RECORDS SUPPLIED Start Marker
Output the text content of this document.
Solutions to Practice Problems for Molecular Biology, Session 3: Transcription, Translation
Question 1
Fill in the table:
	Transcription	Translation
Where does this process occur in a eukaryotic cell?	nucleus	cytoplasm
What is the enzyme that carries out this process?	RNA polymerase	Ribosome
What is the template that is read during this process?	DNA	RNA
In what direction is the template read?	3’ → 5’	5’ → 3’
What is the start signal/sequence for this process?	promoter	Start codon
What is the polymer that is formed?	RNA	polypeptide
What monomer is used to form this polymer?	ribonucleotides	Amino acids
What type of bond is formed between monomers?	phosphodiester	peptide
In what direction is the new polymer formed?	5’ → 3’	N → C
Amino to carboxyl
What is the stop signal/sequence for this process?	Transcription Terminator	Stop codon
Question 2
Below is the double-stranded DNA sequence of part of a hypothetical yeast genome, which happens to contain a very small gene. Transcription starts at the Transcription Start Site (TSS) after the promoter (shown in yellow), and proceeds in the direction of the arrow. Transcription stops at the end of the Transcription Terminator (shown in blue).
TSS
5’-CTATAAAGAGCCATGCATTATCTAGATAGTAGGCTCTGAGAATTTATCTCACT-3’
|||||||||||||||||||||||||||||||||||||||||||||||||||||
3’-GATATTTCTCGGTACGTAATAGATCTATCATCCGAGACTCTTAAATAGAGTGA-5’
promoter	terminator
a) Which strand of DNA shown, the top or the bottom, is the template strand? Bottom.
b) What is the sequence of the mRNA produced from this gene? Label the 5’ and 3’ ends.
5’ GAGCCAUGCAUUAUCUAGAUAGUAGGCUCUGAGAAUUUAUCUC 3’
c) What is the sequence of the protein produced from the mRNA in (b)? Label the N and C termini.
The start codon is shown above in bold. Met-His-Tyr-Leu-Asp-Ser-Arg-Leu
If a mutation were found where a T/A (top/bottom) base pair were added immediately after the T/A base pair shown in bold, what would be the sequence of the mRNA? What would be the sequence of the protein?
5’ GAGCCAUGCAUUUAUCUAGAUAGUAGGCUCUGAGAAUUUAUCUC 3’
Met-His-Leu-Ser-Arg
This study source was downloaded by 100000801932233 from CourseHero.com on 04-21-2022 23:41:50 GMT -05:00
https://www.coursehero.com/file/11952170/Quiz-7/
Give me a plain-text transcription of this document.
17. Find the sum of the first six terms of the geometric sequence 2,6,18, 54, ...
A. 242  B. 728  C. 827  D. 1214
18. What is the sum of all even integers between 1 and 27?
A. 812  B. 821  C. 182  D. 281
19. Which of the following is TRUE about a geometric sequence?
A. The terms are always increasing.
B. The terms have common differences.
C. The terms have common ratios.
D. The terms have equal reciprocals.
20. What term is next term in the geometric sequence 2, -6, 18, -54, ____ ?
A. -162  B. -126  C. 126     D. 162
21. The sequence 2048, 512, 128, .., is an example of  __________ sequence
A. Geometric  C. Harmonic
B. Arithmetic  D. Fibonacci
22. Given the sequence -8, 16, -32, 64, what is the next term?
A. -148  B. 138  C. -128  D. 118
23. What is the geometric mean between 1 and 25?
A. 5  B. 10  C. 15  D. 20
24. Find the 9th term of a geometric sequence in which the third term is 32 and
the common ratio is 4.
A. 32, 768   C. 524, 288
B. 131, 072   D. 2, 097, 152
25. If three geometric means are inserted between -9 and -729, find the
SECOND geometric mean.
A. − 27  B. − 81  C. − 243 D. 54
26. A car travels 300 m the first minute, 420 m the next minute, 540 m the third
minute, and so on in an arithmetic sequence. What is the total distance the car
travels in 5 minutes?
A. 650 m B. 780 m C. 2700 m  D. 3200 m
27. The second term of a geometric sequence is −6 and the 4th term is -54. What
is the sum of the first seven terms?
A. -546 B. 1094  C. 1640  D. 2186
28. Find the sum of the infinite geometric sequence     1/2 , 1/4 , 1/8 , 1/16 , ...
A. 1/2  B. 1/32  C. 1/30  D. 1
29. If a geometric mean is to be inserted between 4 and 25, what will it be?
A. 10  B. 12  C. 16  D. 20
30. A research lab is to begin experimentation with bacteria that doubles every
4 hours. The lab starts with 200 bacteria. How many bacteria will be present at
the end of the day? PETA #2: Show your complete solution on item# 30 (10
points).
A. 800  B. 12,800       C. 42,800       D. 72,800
RECORDS SUPPLIED End Marker
=== TASK BRIEF ===
What's wanted here is every record, retyped exactly as shown above.

=== TASK OUTPUT ===
Output the text content of this document.
Solutions to Practice Problems for Molecular Biology, Session 3: Transcription, Translation
Question 1
Fill in the table:
	Transcription	Translation
Where does this process occur in a eukaryotic cell?	nucleus	cytoplasm
What is the enzyme that carries out this process?	RNA polymerase	Ribosome
What is the template that is read during this process?	DNA	RNA
In what direction is the template read?	3’ → 5’	5’ → 3’
What is the start signal/sequence for this process?	promoter	Start codon
What is the polymer that is formed?	RNA	polypeptide
What monomer is used to form this polymer?	ribonucleotides	Amino acids
What type of bond is formed between monomers?	phosphodiester	peptide
In what direction is the new polymer formed?	5’ → 3’	N → C
Amino to carboxyl
What is the stop signal/sequence for this process?	Transcription Terminator	Stop codon
Question 2
Below is the double-stranded DNA sequence of part of a hypothetical yeast genome, which happens to contain a very small gene. Transcription starts at the Transcription Start Site (TSS) after the promoter (shown in yellow), and proceeds in the direction of the arrow. Transcription stops at the end of the Transcription Terminator (shown in blue).
TSS
5’-CTATAAAGAGCCATGCATTATCTAGATAGTAGGCTCTGAGAATTTATCTCACT-3’
|||||||||||||||||||||||||||||||||||||||||||||||||||||
3’-GATATTTCTCGGTACGTAATAGATCTATCATCCGAGACTCTTAAATAGAGTGA-5’
promoter	terminator
a) Which strand of DNA shown, the top or the bottom, is the template strand? Bottom.
b) What is the sequence of the mRNA produced from this gene? Label the 5’ and 3’ ends.
5’ GAGCCAUGCAUUAUCUAGAUAGUAGGCUCUGAGAAUUUAUCUC 3’
c) What is the sequence of the protein produced from the mRNA in (b)? Label the N and C termini.
The start codon is shown above in bold. Met-His-Tyr-Leu-Asp-Ser-Arg-Leu
If a mutation were found where a T/A (top/bottom) base pair were added immediately after the T/A base pair shown in bold, what would be the sequence of the mRNA? What would be the sequence of the protein?
5’ GAGCCAUGCAUUUAUCUAGAUAGUAGGCUCUGAGAAUUUAUCUC 3’
Met-His-Leu-Ser-Arg
This study source was downloaded by 100000801932233 from CourseHero.com on 04-21-2022 23:41:50 GMT -05:00
https://www.coursehero.com/file/11952170/Quiz-7/
Give me a plain-text transcription of this document.
17. Find the sum of the first six terms of the geometric sequence 2,6,18, 54, ...
A. 242  B. 728  C. 827  D. 1214
18. What is the sum of all even integers between 1 and 27?
A. 812  B. 821  C. 182  D. 281
19. Which of the following is TRUE about a geometric sequence?
A. The terms are always increasing.
B. The terms have common differences.
C. The terms have common ratios.
D. The terms have equal reciprocals.
20. What term is next term in the geometric sequence 2, -6, 18, -54, ____ ?
A. -162  B. -126  C. 126     D. 162
21. The sequence 2048, 512, 128, .., is an example of  __________ sequence
A. Geometric  C. Harmonic
B. Arithmetic  D. Fibonacci
22. Given the sequence -8, 16, -32, 64, what is the next term?
A. -148  B. 138  C. -128  D. 118
23. What is the geometric mean between 1 and 25?
A. 5  B. 10  C. 15  D. 20
24. Find the 9th term of a geometric sequence in which the third term is 32 and
the common ratio is 4.
A. 32, 768   C. 524, 288
B. 131, 072   D. 2, 097, 152
25. If three geometric means are inserted between -9 and -729, find the
SECOND geometric mean.
A. − 27  B. − 81  C. − 243 D. 54
26. A car travels 300 m the first minute, 420 m the next minute, 540 m the third
minute, and so on in an arithmetic sequence. What is the total distance the car
travels in 5 minutes?
A. 650 m B. 780 m C. 2700 m  D. 3200 m
27. The second term of a geometric sequence is −6 and the 4th term is -54. What
is the sum of the first seven terms?
A. -546 B. 1094  C. 1640  D. 2186
28. Find the sum of the infinite geometric sequence     1/2 , 1/4 , 1/8 , 1/16 , ...
A. 1/2  B. 1/32  C. 1/30  D. 1
29. If a geometric mean is to be inserted between 4 and 25, what will it be?
A. 10  B. 12  C. 16  D. 20
30. A research lab is to begin experimentation with bacteria that doubles every
4 hours. The lab starts with 200 bacteria. How many bacteria will be present at
the end of the day? PETA #2: Show your complete solution on item# 30 (10
points).
A. 800  B. 12,800       C. 42,800       D. 72,800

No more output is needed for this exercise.